OBJECTIVE:
Exactly reproduce all the records, keeping pictures out of the copy.

EXTRACTED DATA:

━━━━━━

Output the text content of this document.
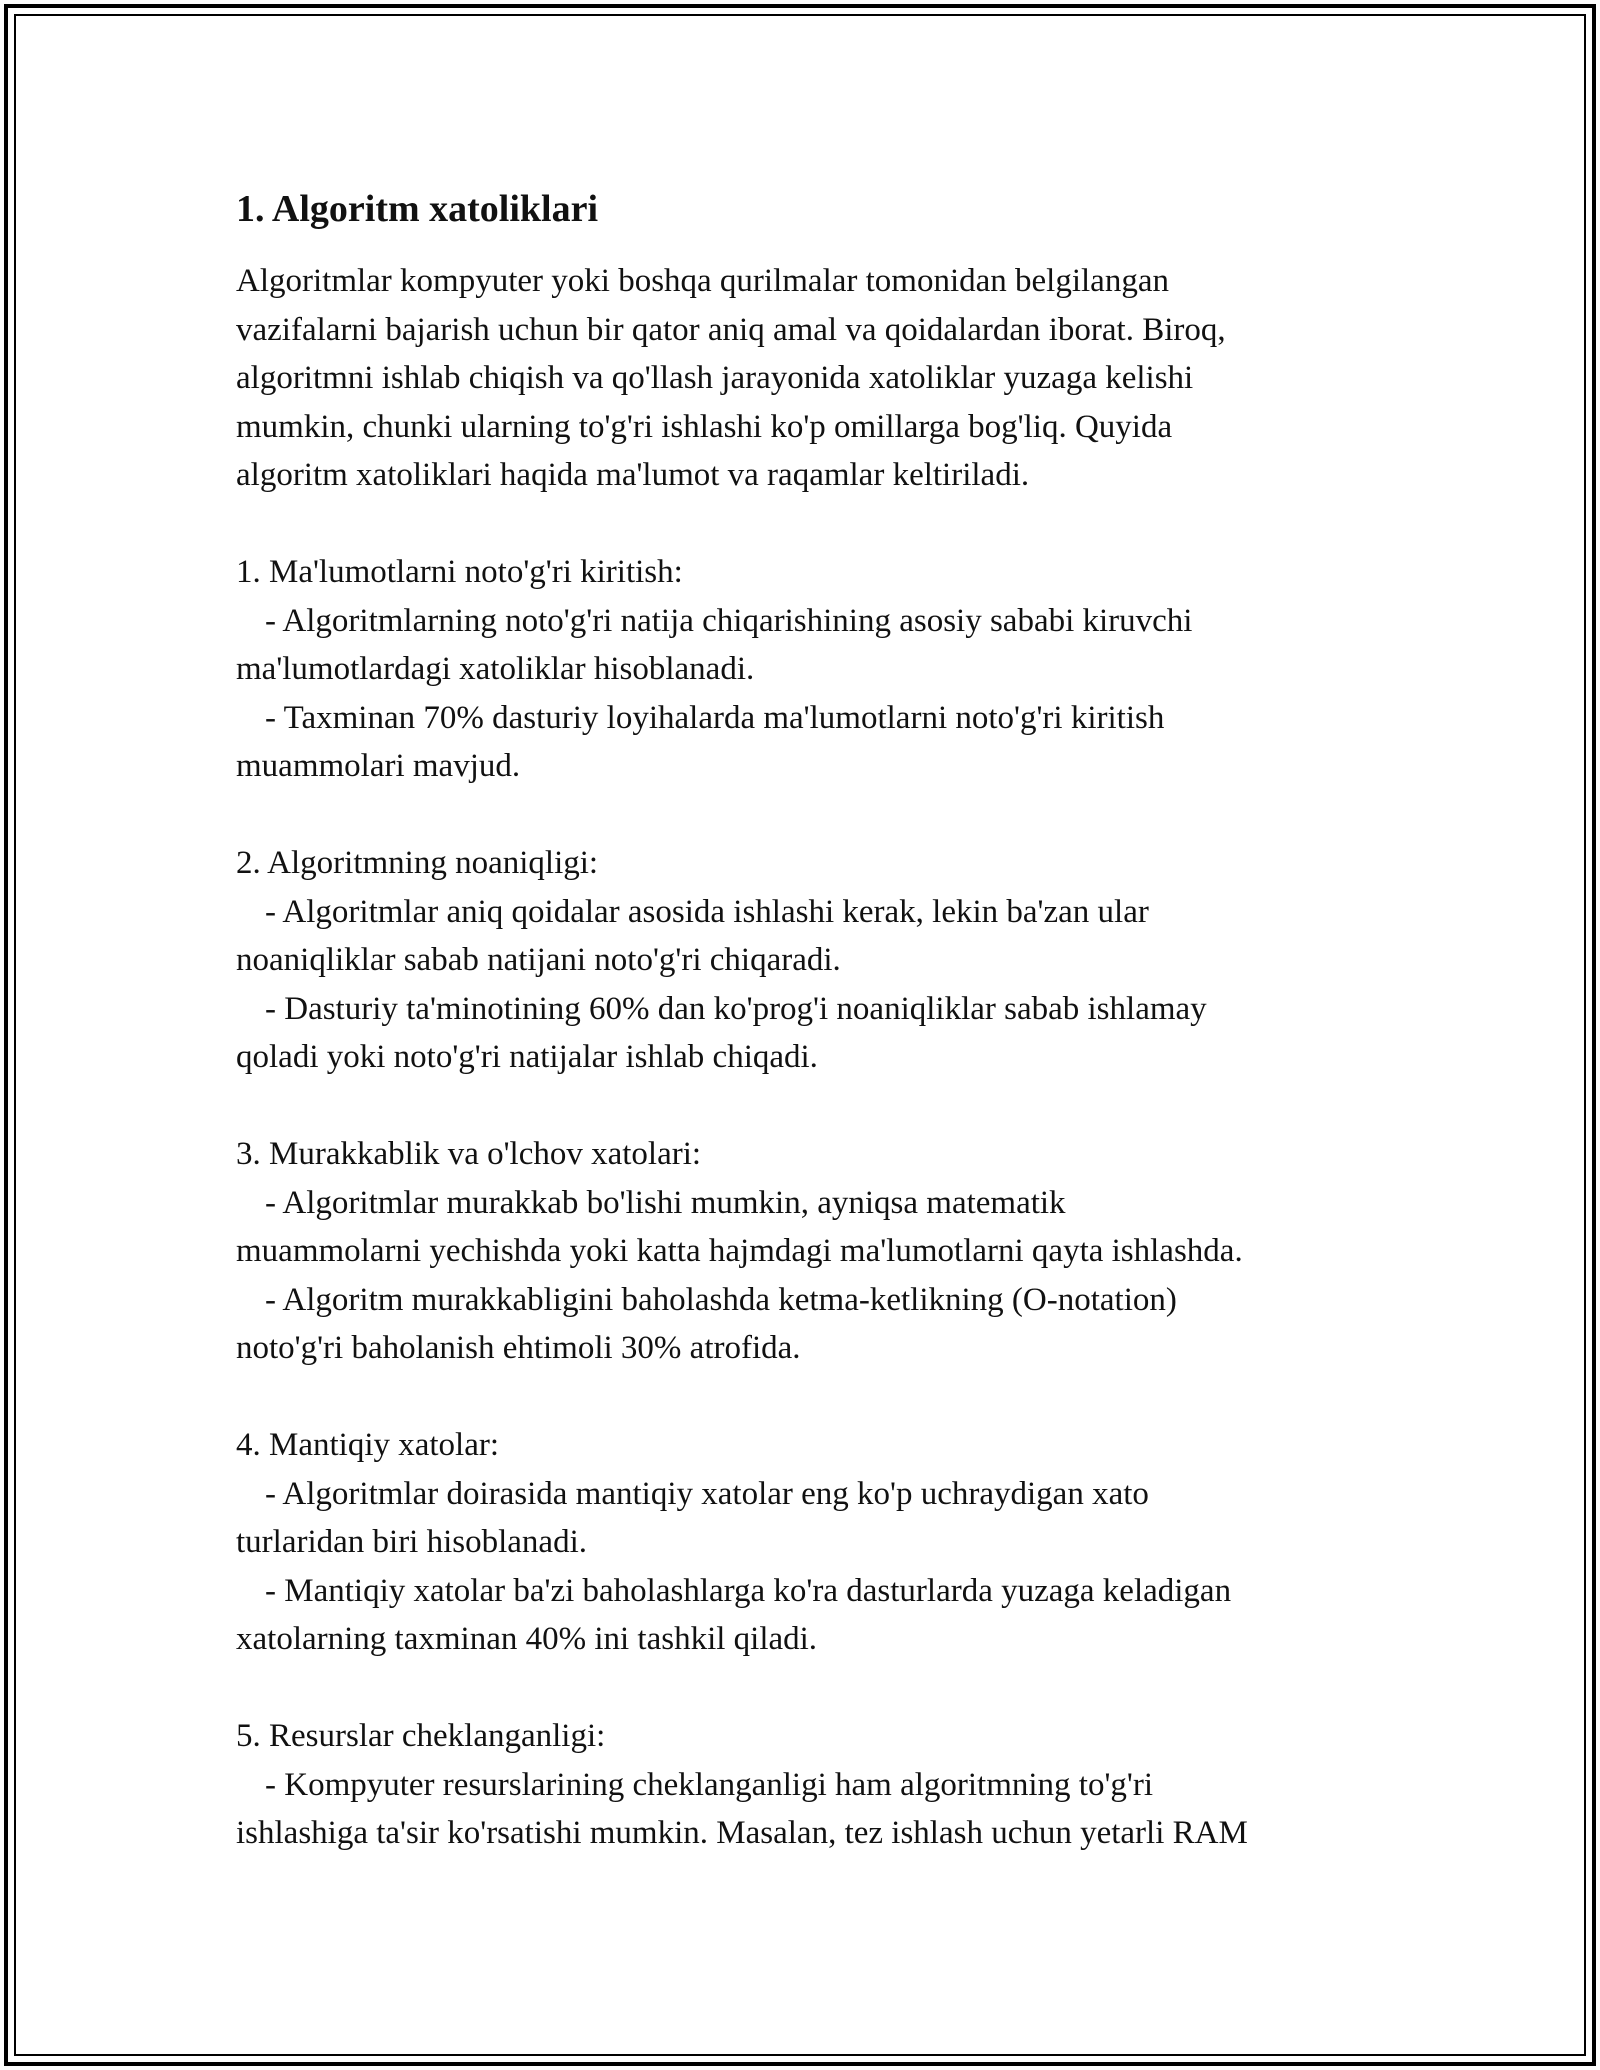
1. Algoritm xatoliklari

Algoritmlar kompyuter yoki boshqa qurilmalar tomonidan belgilangan
vazifalarni bajarish uchun bir qator aniq amal va qoidalardan iborat. Biroq,
algoritmni ishlab chiqish va qo'llash jarayonida xatoliklar yuzaga kelishi
mumkin, chunki ularning to'g'ri ishlashi ko'p omillarga bog'liq. Quyida
algoritm xatoliklari haqida ma'lumot va raqamlar keltiriladi.

1. Ma'lumotlarni noto'g'ri kiritish:
- Algoritmlarning noto'g'ri natija chiqarishining asosiy sababi kiruvchi
ma'lumotlardagi xatoliklar hisoblanadi.
- Taxminan 70% dasturiy loyihalarda ma'lumotlarni noto'g'ri kiritish
muammolari mavjud.
2. Algoritmning noaniqligi:
- Algoritmlar aniq qoidalar asosida ishlashi kerak, lekin ba'zan ular
noaniqliklar sabab natijani noto'g'ri chiqaradi.
- Dasturiy ta'minotining 60% dan ko'prog'i noaniqliklar sabab ishlamay
qoladi yoki noto'g'ri natijalar ishlab chiqadi.
3. Murakkablik va o'lchov xatolari:
- Algoritmlar murakkab bo'lishi mumkin, ayniqsa matematik
muammolarni yechishda yoki katta hajmdagi ma'lumotlarni qayta ishlashda.
- Algoritm murakkabligini baholashda ketma-ketlikning (O-notation)
noto'g'ri baholanish ehtimoli 30% atrofida.
4. Mantiqiy xatolar:
- Algoritmlar doirasida mantiqiy xatolar eng ko'p uchraydigan xato
turlaridan biri hisoblanadi.
- Mantiqiy xatolar ba'zi baholashlarga ko'ra dasturlarda yuzaga keladigan
xatolarning taxminan 40% ini tashkil qiladi.
5. Resurslar cheklanganligi:
- Kompyuter resurslarining cheklanganligi ham algoritmning to'g'ri
ishlashiga ta'sir ko'rsatishi mumkin. Masalan, tez ishlash uchun yetarli RAM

━━━━━━

REPLY TO THE TASK:
Output the text content of this document.
1. Algoritm xatoliklari

Algoritmlar kompyuter yoki boshqa qurilmalar tomonidan belgilangan
vazifalarni bajarish uchun bir qator aniq amal va qoidalardan iborat. Biroq,
algoritmni ishlab chiqish va qo'llash jarayonida xatoliklar yuzaga kelishi
mumkin, chunki ularning to'g'ri ishlashi ko'p omillarga bog'liq. Quyida
algoritm xatoliklari haqida ma'lumot va raqamlar keltiriladi.

1. Ma'lumotlarni noto'g'ri kiritish:
- Algoritmlarning noto'g'ri natija chiqarishining asosiy sababi kiruvchi
ma'lumotlardagi xatoliklar hisoblanadi.
- Taxminan 70% dasturiy loyihalarda ma'lumotlarni noto'g'ri kiritish
muammolari mavjud.
2. Algoritmning noaniqligi:
- Algoritmlar aniq qoidalar asosida ishlashi kerak, lekin ba'zan ular
noaniqliklar sabab natijani noto'g'ri chiqaradi.
- Dasturiy ta'minotining 60% dan ko'prog'i noaniqliklar sabab ishlamay
qoladi yoki noto'g'ri natijalar ishlab chiqadi.
3. Murakkablik va o'lchov xatolari:
- Algoritmlar murakkab bo'lishi mumkin, ayniqsa matematik
muammolarni yechishda yoki katta hajmdagi ma'lumotlarni qayta ishlashda.
- Algoritm murakkabligini baholashda ketma-ketlikning (O-notation)
noto'g'ri baholanish ehtimoli 30% atrofida.
4. Mantiqiy xatolar:
- Algoritmlar doirasida mantiqiy xatolar eng ko'p uchraydigan xato
turlaridan biri hisoblanadi.
- Mantiqiy xatolar ba'zi baholashlarga ko'ra dasturlarda yuzaga keladigan
xatolarning taxminan 40% ini tashkil qiladi.
5. Resurslar cheklanganligi:
- Kompyuter resurslarining cheklanganligi ham algoritmning to'g'ri
ishlashiga ta'sir ko'rsatishi mumkin. Masalan, tez ishlash uchun yetarli RAM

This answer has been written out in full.